_Task description_
Repeat the records in full and exactly, omitting pictures.
──────── Data for the task
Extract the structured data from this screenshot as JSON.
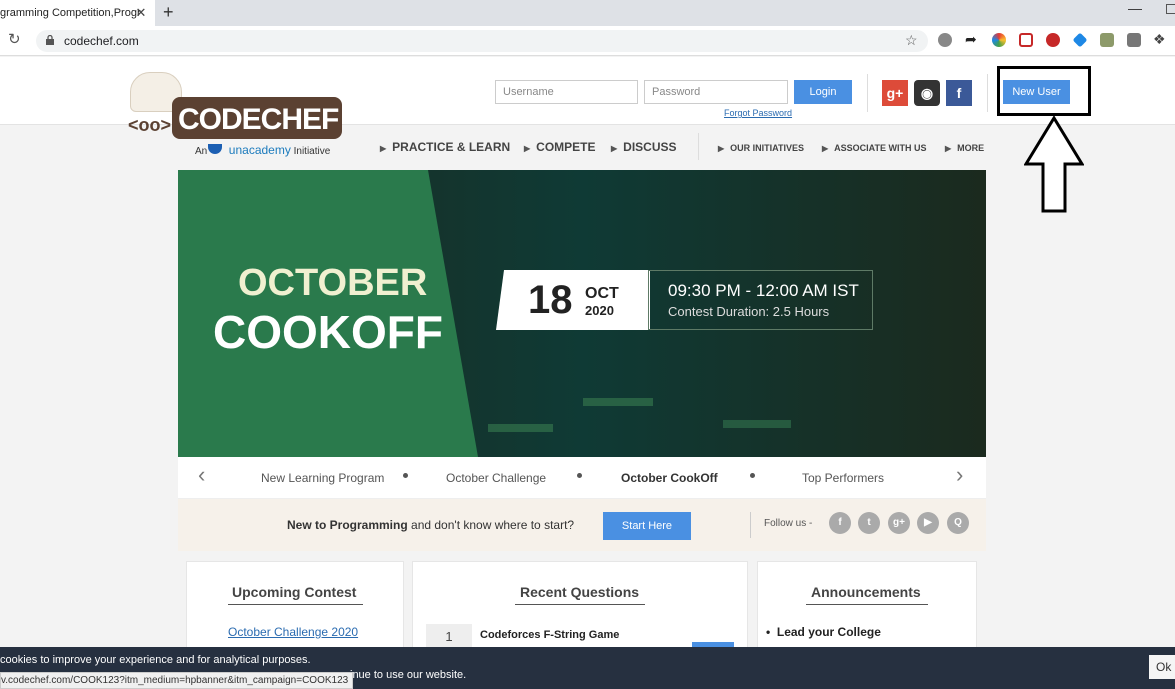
{
  "browser": {
    "tab_title": "gramming Competition,Progr",
    "tab_close": "✕",
    "new_tab": "+",
    "minimize": "—",
    "url": "codechef.com",
    "status_url": "v.codechef.com/COOK123?itm_medium=hpbanner&itm_campaign=COOK123"
  },
  "header": {
    "logo_text": "CODECHEF",
    "logo_sub_prefix": "An",
    "logo_sub_brand": "unacademy",
    "logo_sub_suffix": "Initiative",
    "username_placeholder": "Username",
    "password_placeholder": "Password",
    "login_label": "Login",
    "forgot_label": "Forgot Password",
    "new_user_label": "New User"
  },
  "nav": {
    "primary": [
      "PRACTICE & LEARN",
      "COMPETE",
      "DISCUSS"
    ],
    "secondary": [
      "OUR INITIATIVES",
      "ASSOCIATE WITH US",
      "MORE"
    ]
  },
  "banner": {
    "title_line1": "OCTOBER",
    "title_line2": "COOKOFF",
    "day": "18",
    "month": "OCT",
    "year": "2020",
    "time": "09:30 PM - 12:00 AM IST",
    "duration": "Contest Duration: 2.5 Hours"
  },
  "carousel": {
    "items": [
      "New Learning Program",
      "October Challenge",
      "October CookOff",
      "Top Performers"
    ],
    "active_index": 2
  },
  "help": {
    "bold": "New to Programming",
    "rest": " and don't know where to start?",
    "button": "Start Here",
    "follow_label": "Follow us -"
  },
  "panels": {
    "upcoming_title": "Upcoming Contest",
    "upcoming_first": "October Challenge 2020",
    "questions_title": "Recent Questions",
    "question_count": "1",
    "question_title": "Codeforces F-String Game",
    "announcements_title": "Announcements",
    "announcement_first": "Lead your College"
  },
  "cookie": {
    "line1": "cookies to improve your experience and for analytical purposes.",
    "line2": "inue to use our website.",
    "ok": "Ok"
  },
  "colors": {
    "brand_brown": "#5b4132",
    "button_blue": "#4a90e2",
    "banner_green": "#2a7a4c",
    "cookie_bg": "#263040"
  }
}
────────────────
_Task response_
Extract the structured data from this screenshot as JSON.
{
  "browser": {
    "tab_title": "gramming Competition,Progr",
    "tab_close": "✕",
    "new_tab": "+",
    "minimize": "—",
    "url": "codechef.com",
    "status_url": "v.codechef.com/COOK123?itm_medium=hpbanner&itm_campaign=COOK123"
  },
  "header": {
    "logo_text": "CODECHEF",
    "logo_sub_prefix": "An",
    "logo_sub_brand": "unacademy",
    "logo_sub_suffix": "Initiative",
    "username_placeholder": "Username",
    "password_placeholder": "Password",
    "login_label": "Login",
    "forgot_label": "Forgot Password",
    "new_user_label": "New User"
  },
  "nav": {
    "primary": [
      "PRACTICE & LEARN",
      "COMPETE",
      "DISCUSS"
    ],
    "secondary": [
      "OUR INITIATIVES",
      "ASSOCIATE WITH US",
      "MORE"
    ]
  },
  "banner": {
    "title_line1": "OCTOBER",
    "title_line2": "COOKOFF",
    "day": "18",
    "month": "OCT",
    "year": "2020",
    "time": "09:30 PM - 12:00 AM IST",
    "duration": "Contest Duration: 2.5 Hours"
  },
  "carousel": {
    "items": [
      "New Learning Program",
      "October Challenge",
      "October CookOff",
      "Top Performers"
    ],
    "active_index": 2
  },
  "help": {
    "bold": "New to Programming",
    "rest": " and don't know where to start?",
    "button": "Start Here",
    "follow_label": "Follow us -"
  },
  "panels": {
    "upcoming_title": "Upcoming Contest",
    "upcoming_first": "October Challenge 2020",
    "questions_title": "Recent Questions",
    "question_count": "1",
    "question_title": "Codeforces F-String Game",
    "announcements_title": "Announcements",
    "announcement_first": "Lead your College"
  },
  "cookie": {
    "line1": "cookies to improve your experience and for analytical purposes.",
    "line2": "inue to use our website.",
    "ok": "Ok"
  },
  "colors": {
    "brand_brown": "#5b4132",
    "button_blue": "#4a90e2",
    "banner_green": "#2a7a4c",
    "cookie_bg": "#263040"
  }
}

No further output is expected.